### WHAT YOU HAVE TO DO
Scan the records for the word "objektívek". Copy each line that includes it.

### SUPPLIED RECORDS
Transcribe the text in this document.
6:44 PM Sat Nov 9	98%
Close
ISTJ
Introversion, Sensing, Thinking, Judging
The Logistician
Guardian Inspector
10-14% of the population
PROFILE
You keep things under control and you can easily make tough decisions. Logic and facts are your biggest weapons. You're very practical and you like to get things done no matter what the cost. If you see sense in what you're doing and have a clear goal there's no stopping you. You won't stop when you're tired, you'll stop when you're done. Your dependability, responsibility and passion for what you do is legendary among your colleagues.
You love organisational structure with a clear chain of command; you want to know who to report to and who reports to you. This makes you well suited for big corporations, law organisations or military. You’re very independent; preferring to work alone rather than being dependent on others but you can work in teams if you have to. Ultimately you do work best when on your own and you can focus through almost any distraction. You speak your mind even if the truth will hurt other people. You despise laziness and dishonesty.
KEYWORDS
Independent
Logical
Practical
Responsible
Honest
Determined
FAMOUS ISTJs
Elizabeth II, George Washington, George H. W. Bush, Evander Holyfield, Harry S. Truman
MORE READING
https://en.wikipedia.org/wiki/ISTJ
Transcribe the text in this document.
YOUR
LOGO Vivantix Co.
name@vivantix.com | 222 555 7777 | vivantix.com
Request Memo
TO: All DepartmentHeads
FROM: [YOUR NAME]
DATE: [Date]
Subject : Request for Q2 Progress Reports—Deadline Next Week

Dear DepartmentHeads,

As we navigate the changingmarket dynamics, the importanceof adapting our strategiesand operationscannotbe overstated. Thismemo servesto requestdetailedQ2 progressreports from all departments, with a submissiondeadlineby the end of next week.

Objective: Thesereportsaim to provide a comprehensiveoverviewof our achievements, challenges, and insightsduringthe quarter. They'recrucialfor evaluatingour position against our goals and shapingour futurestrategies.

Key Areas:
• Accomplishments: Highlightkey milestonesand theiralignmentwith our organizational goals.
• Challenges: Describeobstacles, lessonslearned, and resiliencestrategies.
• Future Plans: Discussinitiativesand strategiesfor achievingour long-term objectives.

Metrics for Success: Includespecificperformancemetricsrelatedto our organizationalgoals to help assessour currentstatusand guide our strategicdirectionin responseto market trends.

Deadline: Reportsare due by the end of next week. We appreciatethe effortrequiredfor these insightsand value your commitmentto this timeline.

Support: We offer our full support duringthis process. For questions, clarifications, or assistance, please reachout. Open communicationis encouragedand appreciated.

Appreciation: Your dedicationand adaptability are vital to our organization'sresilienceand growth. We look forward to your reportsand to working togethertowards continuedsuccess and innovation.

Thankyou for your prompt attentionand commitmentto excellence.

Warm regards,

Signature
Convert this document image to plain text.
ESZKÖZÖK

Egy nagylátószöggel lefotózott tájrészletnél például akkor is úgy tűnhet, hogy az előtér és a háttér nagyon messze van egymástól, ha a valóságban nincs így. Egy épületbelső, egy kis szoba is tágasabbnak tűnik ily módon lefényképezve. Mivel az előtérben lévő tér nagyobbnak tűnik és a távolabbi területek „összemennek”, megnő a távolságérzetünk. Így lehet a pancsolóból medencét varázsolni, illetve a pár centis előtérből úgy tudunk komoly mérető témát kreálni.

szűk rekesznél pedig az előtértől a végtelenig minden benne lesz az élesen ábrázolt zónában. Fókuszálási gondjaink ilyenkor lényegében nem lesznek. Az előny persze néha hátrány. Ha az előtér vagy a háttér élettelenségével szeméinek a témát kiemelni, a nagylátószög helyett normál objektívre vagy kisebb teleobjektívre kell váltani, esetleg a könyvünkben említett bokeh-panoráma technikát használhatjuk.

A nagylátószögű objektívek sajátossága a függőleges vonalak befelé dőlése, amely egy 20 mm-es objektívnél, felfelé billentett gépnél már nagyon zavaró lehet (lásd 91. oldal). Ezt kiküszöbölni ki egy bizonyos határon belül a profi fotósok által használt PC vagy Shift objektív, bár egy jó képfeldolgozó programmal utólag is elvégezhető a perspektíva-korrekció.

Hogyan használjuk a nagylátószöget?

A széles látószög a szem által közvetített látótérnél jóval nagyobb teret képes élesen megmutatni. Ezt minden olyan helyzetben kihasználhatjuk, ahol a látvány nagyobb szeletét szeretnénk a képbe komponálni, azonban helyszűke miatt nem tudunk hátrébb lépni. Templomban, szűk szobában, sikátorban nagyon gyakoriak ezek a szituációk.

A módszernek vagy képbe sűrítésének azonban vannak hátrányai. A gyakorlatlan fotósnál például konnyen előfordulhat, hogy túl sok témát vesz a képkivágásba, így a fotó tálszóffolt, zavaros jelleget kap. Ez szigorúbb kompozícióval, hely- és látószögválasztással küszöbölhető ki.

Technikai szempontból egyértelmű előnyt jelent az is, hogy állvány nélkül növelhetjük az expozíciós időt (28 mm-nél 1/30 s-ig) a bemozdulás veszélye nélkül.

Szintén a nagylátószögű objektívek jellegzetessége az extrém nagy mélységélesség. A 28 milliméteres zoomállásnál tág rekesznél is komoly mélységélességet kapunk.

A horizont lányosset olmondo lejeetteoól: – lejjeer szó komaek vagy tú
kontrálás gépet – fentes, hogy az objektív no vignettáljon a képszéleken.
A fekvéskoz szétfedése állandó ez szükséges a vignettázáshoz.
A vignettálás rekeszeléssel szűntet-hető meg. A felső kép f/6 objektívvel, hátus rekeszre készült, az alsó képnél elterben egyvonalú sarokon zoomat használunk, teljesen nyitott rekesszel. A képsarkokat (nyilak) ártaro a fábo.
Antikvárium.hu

### SOLUTION TO THIS PROBLEM
A nagylátószögű objektívek sajátossága a függőleges vonalak befelé dőlése, amely egy 20 mm-es objektívnél, felfelé billentett gépnél már nagyon zavaró lehet (lásd 91. oldal). Ezt kiküszöbölni ki egy bizonyos határon belül a profi fotósok által használt PC vagy Shift objektív, bár egy jó képfeldolgozó programmal utólag is elvégezhető a perspektíva-korrekció.
Szintén a nagylátószögű objektívek jellegzetessége az extrém nagy mélységélesség. A 28 milliméteres zoomállásnál tág rekesznél is komoly mélységélességet kapunk.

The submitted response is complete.